Set exercise: Print the records word for word, from the first line through the line that contains "- hospital2-line: 北京儿童医院郑州医院: [1018, 409, 1098, 419]", including both ends.

Data to use:
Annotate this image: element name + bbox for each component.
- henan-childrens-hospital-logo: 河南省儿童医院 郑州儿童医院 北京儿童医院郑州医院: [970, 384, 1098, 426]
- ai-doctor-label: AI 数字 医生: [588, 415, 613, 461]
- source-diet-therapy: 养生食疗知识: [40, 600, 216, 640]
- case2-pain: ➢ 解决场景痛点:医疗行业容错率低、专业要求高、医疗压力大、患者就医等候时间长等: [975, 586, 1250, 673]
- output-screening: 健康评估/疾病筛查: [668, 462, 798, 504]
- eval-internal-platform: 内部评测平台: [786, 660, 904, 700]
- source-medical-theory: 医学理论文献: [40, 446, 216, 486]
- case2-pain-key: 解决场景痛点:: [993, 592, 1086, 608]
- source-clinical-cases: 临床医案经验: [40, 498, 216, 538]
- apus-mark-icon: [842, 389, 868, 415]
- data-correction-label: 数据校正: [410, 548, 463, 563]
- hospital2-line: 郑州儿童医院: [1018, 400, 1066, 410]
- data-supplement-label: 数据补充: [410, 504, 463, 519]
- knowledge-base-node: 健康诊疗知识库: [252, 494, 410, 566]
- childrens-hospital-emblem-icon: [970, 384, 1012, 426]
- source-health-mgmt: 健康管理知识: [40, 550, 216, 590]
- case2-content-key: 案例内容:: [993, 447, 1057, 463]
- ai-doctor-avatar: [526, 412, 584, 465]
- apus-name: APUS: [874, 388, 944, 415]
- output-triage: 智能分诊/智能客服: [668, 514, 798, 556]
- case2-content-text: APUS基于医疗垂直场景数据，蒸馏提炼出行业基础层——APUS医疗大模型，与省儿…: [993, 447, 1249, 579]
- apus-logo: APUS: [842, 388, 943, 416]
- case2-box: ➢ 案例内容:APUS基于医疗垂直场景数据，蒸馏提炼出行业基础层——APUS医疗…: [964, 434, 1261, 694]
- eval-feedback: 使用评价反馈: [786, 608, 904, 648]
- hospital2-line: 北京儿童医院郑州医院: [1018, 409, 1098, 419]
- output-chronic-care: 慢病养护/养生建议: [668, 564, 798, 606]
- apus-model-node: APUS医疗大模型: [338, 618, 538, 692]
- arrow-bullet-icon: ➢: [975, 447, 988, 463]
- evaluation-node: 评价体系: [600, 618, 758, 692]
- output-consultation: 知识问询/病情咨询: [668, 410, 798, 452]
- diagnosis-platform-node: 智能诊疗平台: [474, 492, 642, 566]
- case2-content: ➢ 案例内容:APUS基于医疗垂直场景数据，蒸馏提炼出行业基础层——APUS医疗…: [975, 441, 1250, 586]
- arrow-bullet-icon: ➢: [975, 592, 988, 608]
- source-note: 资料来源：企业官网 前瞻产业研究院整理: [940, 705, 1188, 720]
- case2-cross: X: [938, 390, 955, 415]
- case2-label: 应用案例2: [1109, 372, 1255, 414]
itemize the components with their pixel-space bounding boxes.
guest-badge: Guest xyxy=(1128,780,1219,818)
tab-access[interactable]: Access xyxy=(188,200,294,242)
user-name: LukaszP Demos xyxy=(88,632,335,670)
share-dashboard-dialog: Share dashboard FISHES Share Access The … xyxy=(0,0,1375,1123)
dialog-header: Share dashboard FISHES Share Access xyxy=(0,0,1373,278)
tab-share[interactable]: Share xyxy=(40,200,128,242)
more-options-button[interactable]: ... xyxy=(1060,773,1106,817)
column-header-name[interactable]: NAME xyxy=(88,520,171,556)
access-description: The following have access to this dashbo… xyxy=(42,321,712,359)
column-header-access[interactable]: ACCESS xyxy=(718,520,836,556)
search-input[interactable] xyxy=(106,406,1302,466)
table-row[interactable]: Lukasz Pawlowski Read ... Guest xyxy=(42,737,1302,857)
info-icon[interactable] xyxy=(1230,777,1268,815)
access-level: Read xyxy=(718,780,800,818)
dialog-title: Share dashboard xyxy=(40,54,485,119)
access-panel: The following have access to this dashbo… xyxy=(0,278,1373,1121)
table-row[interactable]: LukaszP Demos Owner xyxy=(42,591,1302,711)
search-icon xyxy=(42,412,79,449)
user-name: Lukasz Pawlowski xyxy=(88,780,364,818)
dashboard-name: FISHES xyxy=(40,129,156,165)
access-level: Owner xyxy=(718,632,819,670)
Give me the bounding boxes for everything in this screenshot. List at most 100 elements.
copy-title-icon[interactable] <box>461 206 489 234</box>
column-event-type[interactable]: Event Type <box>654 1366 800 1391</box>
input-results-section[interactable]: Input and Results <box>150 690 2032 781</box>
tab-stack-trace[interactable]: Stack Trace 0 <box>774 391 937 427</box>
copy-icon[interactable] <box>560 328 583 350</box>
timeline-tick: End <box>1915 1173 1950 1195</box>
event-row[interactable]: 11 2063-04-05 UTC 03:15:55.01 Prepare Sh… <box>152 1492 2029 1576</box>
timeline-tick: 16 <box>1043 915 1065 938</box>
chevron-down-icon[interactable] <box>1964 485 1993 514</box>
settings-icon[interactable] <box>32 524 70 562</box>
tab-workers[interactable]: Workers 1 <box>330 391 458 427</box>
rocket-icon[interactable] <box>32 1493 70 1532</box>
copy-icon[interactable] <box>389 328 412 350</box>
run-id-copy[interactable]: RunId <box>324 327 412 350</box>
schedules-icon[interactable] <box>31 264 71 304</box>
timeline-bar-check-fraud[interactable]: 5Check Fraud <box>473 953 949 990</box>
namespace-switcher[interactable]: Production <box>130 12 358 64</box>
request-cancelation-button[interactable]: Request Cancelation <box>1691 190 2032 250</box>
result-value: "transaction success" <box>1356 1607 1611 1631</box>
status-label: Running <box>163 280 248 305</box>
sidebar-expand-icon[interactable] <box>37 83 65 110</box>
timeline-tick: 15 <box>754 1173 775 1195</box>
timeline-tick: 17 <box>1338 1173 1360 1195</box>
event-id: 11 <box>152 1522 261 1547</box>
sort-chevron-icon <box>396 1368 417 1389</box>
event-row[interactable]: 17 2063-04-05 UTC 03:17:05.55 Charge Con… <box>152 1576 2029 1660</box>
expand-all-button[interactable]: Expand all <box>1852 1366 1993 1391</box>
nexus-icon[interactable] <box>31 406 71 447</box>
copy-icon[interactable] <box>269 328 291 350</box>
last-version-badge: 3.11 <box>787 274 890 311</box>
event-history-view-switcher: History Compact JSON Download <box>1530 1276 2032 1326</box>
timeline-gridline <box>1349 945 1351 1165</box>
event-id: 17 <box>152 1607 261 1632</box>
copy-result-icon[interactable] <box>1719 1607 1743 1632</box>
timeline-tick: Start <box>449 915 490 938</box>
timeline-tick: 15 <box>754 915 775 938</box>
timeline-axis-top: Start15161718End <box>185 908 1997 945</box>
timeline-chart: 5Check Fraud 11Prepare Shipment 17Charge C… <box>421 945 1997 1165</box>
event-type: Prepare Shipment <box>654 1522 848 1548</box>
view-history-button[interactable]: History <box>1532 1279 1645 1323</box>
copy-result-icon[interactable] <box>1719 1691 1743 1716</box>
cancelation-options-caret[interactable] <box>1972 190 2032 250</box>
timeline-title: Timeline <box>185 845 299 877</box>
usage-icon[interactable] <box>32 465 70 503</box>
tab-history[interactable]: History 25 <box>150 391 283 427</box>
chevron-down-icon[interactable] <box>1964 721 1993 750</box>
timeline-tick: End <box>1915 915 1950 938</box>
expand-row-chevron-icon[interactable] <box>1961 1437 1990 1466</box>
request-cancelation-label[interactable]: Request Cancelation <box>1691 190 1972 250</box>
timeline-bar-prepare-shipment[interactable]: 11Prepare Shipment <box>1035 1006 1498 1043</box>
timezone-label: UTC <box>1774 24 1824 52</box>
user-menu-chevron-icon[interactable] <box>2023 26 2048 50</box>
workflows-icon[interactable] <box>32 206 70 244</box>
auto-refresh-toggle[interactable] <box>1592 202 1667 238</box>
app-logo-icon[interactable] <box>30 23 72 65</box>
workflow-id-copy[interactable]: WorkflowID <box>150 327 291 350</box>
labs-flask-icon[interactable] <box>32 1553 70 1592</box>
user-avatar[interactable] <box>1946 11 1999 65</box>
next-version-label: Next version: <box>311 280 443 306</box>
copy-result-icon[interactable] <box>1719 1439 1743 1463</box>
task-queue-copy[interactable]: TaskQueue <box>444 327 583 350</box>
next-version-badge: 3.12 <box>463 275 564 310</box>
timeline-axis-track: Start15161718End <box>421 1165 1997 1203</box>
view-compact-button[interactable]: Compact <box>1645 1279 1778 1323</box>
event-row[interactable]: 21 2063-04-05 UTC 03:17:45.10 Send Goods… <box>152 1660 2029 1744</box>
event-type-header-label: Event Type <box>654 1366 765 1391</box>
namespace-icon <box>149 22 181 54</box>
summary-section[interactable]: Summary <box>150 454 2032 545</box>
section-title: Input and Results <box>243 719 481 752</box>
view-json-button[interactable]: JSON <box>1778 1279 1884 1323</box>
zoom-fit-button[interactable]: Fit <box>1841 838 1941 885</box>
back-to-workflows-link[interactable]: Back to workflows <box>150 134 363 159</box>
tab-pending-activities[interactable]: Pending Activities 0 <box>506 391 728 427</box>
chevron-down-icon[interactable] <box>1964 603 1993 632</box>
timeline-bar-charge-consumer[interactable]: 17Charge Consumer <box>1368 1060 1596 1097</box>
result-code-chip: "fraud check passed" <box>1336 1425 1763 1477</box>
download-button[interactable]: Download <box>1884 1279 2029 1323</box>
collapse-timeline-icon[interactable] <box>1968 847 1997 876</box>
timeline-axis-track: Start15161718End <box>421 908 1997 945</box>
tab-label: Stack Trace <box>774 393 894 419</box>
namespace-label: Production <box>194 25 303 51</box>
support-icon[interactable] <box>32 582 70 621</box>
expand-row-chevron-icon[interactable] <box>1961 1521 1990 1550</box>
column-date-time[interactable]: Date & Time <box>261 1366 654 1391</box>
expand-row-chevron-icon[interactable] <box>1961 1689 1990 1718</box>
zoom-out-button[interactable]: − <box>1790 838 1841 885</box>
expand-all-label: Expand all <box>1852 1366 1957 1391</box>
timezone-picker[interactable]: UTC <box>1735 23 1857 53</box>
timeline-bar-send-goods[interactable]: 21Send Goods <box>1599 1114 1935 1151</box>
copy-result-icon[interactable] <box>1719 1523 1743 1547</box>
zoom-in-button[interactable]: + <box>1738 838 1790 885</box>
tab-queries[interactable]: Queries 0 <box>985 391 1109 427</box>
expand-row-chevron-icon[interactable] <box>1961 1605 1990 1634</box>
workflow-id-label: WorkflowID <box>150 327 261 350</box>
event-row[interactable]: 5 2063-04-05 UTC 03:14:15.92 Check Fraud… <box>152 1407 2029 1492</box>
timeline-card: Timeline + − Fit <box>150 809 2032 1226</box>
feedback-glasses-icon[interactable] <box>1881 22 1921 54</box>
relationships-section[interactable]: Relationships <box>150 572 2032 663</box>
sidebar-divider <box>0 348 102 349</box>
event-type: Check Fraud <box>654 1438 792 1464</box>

Output for this task:
Annotate this image: element name + bbox for each component.
- henan-childrens-hospital-logo: 河南省儿童医院 郑州儿童医院 北京儿童医院郑州医院: [970, 384, 1098, 426]
- ai-doctor-label: AI 数字 医生: [588, 415, 613, 461]
- source-diet-therapy: 养生食疗知识: [40, 600, 216, 640]
- case2-pain: ➢ 解决场景痛点:医疗行业容错率低、专业要求高、医疗压力大、患者就医等候时间长等: [975, 586, 1250, 673]
- output-screening: 健康评估/疾病筛查: [668, 462, 798, 504]
- eval-internal-platform: 内部评测平台: [786, 660, 904, 700]
- source-medical-theory: 医学理论文献: [40, 446, 216, 486]
- case2-pain-key: 解决场景痛点:: [993, 592, 1086, 608]
- source-clinical-cases: 临床医案经验: [40, 498, 216, 538]
- apus-mark-icon: [842, 389, 868, 415]
- data-correction-label: 数据校正: [410, 548, 463, 563]
- hospital2-line: 郑州儿童医院: [1018, 400, 1066, 410]
- data-supplement-label: 数据补充: [410, 504, 463, 519]
- knowledge-base-node: 健康诊疗知识库: [252, 494, 410, 566]
- childrens-hospital-emblem-icon: [970, 384, 1012, 426]
- source-health-mgmt: 健康管理知识: [40, 550, 216, 590]
- case2-content-key: 案例内容:: [993, 447, 1057, 463]
- ai-doctor-avatar: [526, 412, 584, 465]
- apus-name: APUS: [874, 388, 944, 415]
- output-triage: 智能分诊/智能客服: [668, 514, 798, 556]
- case2-content-text: APUS基于医疗垂直场景数据，蒸馏提炼出行业基础层——APUS医疗大模型，与省儿…: [993, 447, 1249, 579]
- apus-logo: APUS: [842, 388, 943, 416]
- case2-box: ➢ 案例内容:APUS基于医疗垂直场景数据，蒸馏提炼出行业基础层——APUS医疗…: [964, 434, 1261, 694]
- eval-feedback: 使用评价反馈: [786, 608, 904, 648]
- hospital2-line: 北京儿童医院郑州医院: [1018, 409, 1098, 419]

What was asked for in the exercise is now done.